Source records:
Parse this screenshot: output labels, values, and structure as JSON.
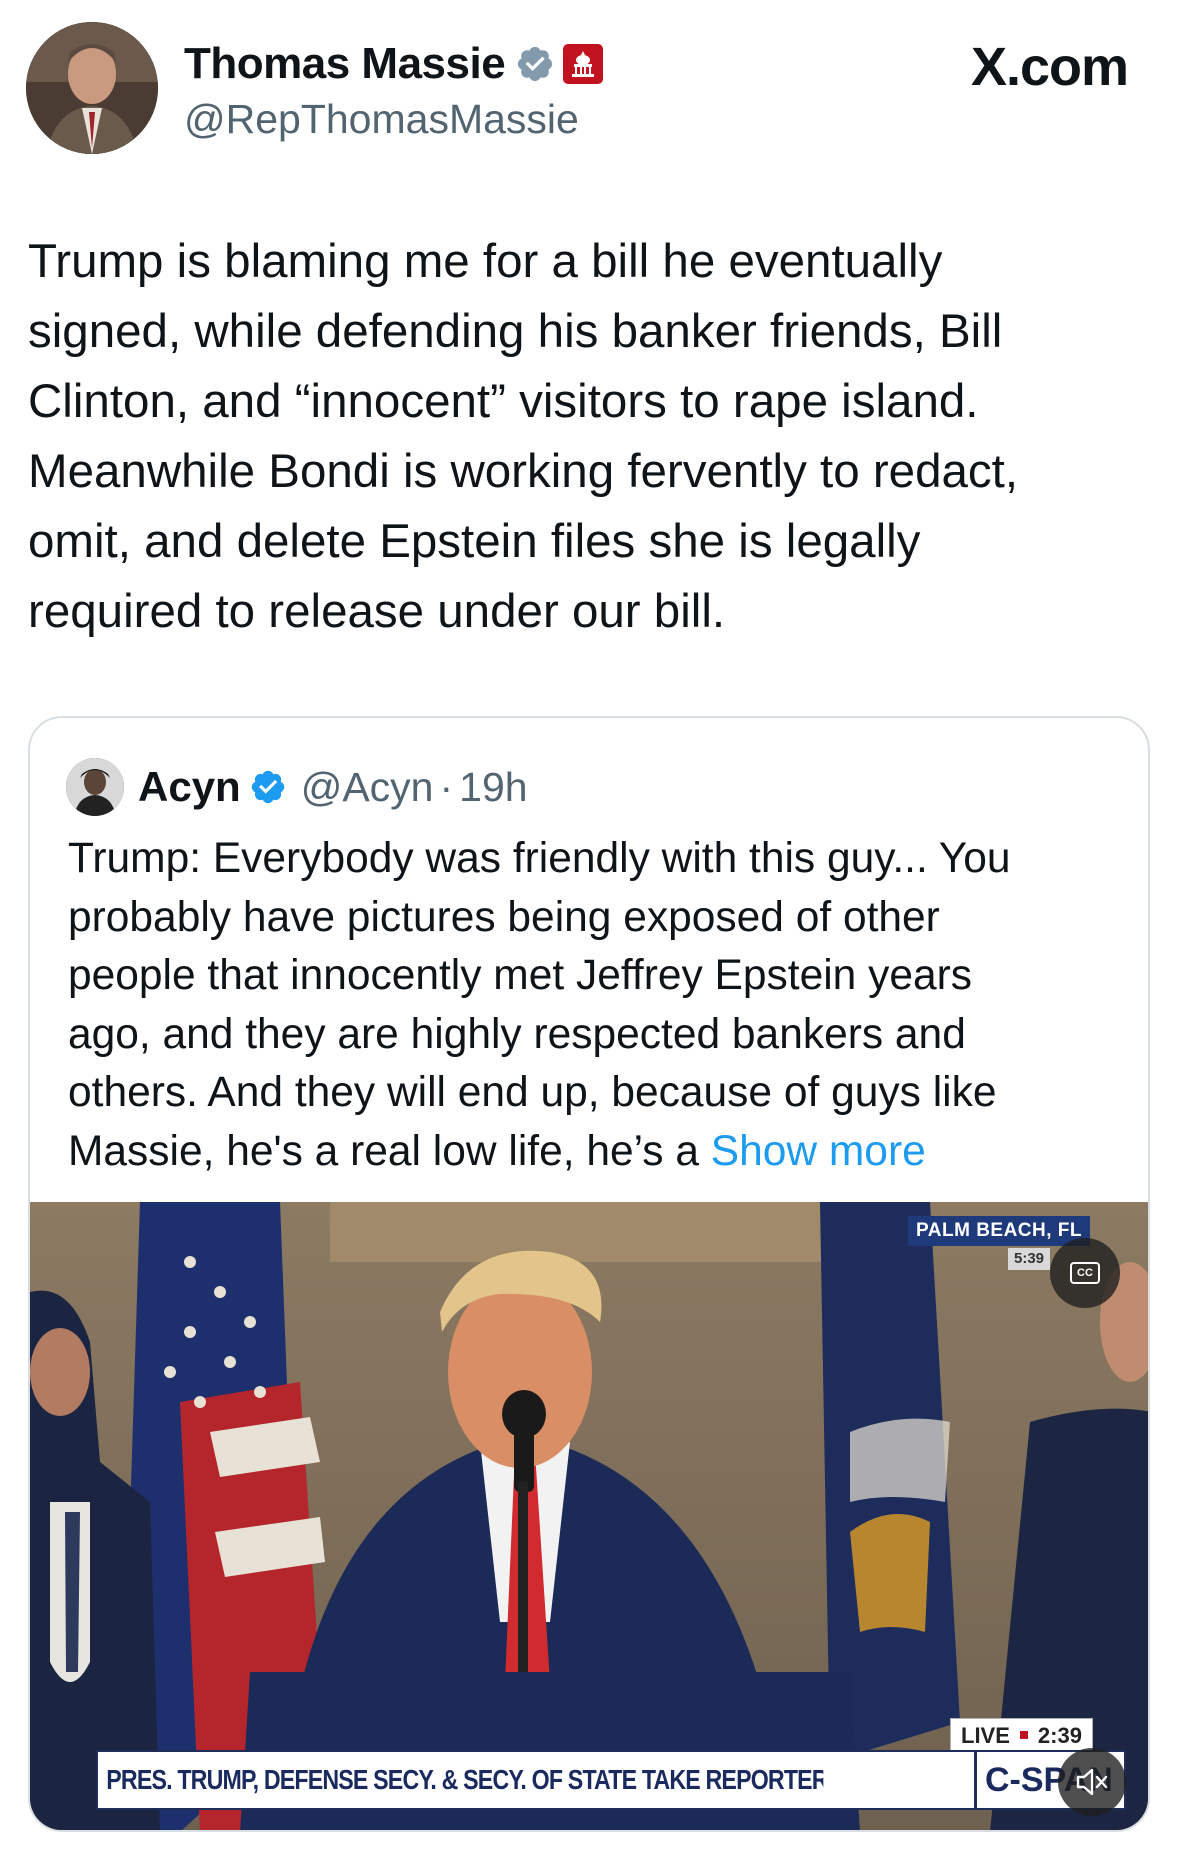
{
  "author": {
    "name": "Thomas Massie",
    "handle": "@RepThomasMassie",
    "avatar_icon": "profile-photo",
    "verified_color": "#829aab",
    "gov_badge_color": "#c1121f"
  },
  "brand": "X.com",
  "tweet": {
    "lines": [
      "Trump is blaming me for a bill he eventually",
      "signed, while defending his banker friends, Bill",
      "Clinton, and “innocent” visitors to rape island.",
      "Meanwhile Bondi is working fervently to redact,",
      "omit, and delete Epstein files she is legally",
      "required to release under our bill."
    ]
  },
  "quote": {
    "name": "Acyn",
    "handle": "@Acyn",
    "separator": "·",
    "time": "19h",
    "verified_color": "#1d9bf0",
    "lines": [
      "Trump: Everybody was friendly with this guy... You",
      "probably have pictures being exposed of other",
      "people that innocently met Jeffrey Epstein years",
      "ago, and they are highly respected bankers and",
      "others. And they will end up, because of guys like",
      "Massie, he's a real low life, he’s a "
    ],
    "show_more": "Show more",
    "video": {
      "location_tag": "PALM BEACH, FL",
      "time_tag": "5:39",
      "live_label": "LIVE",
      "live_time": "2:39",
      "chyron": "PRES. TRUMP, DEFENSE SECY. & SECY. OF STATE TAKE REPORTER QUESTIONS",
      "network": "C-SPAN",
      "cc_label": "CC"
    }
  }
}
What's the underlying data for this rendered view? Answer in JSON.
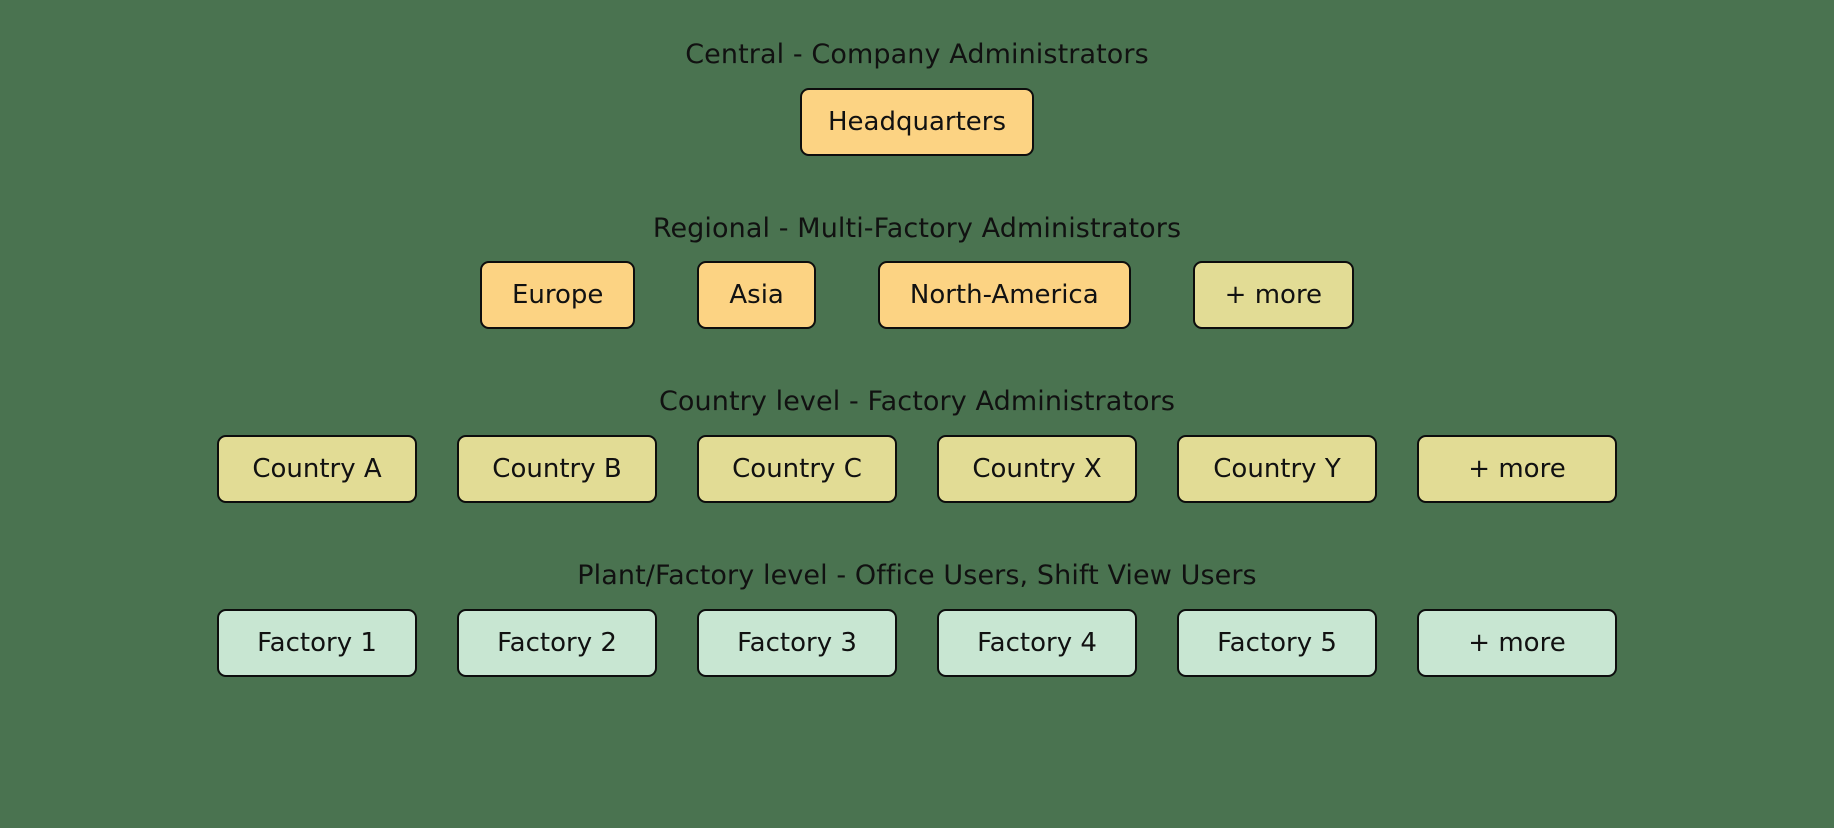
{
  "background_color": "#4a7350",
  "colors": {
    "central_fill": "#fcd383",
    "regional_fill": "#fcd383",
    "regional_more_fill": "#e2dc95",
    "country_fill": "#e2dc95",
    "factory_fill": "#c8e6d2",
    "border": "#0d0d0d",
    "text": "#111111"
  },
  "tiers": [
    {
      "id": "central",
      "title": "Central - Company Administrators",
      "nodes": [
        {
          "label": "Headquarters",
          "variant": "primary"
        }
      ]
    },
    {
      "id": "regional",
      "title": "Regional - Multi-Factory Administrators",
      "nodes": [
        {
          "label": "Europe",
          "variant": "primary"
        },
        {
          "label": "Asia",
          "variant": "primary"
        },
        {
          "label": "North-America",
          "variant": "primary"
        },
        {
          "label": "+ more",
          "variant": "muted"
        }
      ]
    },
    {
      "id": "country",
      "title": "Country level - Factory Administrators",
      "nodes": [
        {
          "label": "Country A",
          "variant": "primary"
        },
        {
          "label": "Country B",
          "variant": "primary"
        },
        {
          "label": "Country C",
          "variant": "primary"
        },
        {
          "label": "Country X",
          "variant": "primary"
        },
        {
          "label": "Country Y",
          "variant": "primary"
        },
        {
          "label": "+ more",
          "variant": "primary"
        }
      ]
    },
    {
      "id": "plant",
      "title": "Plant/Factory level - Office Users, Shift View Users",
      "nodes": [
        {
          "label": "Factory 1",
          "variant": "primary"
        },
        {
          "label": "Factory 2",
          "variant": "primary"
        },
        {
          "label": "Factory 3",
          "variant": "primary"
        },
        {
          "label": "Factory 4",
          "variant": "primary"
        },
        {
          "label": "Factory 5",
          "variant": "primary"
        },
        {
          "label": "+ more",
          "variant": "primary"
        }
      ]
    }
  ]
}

Request: Repeat the listing verbatim. Skip the pictures.

Response to this exercise:
Parse this screenshot: output labels, values, and structure as JSON.
{
  "author": {
    "name": "Thomas Massie",
    "handle": "@RepThomasMassie",
    "avatar_icon": "profile-photo",
    "verified_color": "#829aab",
    "gov_badge_color": "#c1121f"
  },
  "brand": "X.com",
  "tweet": {
    "lines": [
      "Trump is blaming me for a bill he eventually",
      "signed, while defending his banker friends, Bill",
      "Clinton, and “innocent” visitors to rape island.",
      "Meanwhile Bondi is working fervently to redact,",
      "omit, and delete Epstein files she is legally",
      "required to release under our bill."
    ]
  },
  "quote": {
    "name": "Acyn",
    "handle": "@Acyn",
    "separator": "·",
    "time": "19h",
    "verified_color": "#1d9bf0",
    "lines": [
      "Trump: Everybody was friendly with this guy... You",
      "probably have pictures being exposed of other",
      "people that innocently met Jeffrey Epstein years",
      "ago, and they are highly respected bankers and",
      "others. And they will end up, because of guys like",
      "Massie, he's a real low life, he’s a "
    ],
    "show_more": "Show more",
    "video": {
      "location_tag": "PALM BEACH, FL",
      "time_tag": "5:39",
      "live_label": "LIVE",
      "live_time": "2:39",
      "chyron": "PRES. TRUMP, DEFENSE SECY. & SECY. OF STATE TAKE REPORTER QUESTIONS",
      "network": "C-SPAN",
      "cc_label": "CC"
    }
  }
}
What's the underlying data for this rendered view? Answer in JSON.
{
  "background_color": "#4a7350",
  "colors": {
    "central_fill": "#fcd383",
    "regional_fill": "#fcd383",
    "regional_more_fill": "#e2dc95",
    "country_fill": "#e2dc95",
    "factory_fill": "#c8e6d2",
    "border": "#0d0d0d",
    "text": "#111111"
  },
  "tiers": [
    {
      "id": "central",
      "title": "Central - Company Administrators",
      "nodes": [
        {
          "label": "Headquarters",
          "variant": "primary"
        }
      ]
    },
    {
      "id": "regional",
      "title": "Regional - Multi-Factory Administrators",
      "nodes": [
        {
          "label": "Europe",
          "variant": "primary"
        },
        {
          "label": "Asia",
          "variant": "primary"
        },
        {
          "label": "North-America",
          "variant": "primary"
        },
        {
          "label": "+ more",
          "variant": "muted"
        }
      ]
    },
    {
      "id": "country",
      "title": "Country level - Factory Administrators",
      "nodes": [
        {
          "label": "Country A",
          "variant": "primary"
        },
        {
          "label": "Country B",
          "variant": "primary"
        },
        {
          "label": "Country C",
          "variant": "primary"
        },
        {
          "label": "Country X",
          "variant": "primary"
        },
        {
          "label": "Country Y",
          "variant": "primary"
        },
        {
          "label": "+ more",
          "variant": "primary"
        }
      ]
    },
    {
      "id": "plant",
      "title": "Plant/Factory level - Office Users, Shift View Users",
      "nodes": [
        {
          "label": "Factory 1",
          "variant": "primary"
        },
        {
          "label": "Factory 2",
          "variant": "primary"
        },
        {
          "label": "Factory 3",
          "variant": "primary"
        },
        {
          "label": "Factory 4",
          "variant": "primary"
        },
        {
          "label": "Factory 5",
          "variant": "primary"
        },
        {
          "label": "+ more",
          "variant": "primary"
        }
      ]
    }
  ]
}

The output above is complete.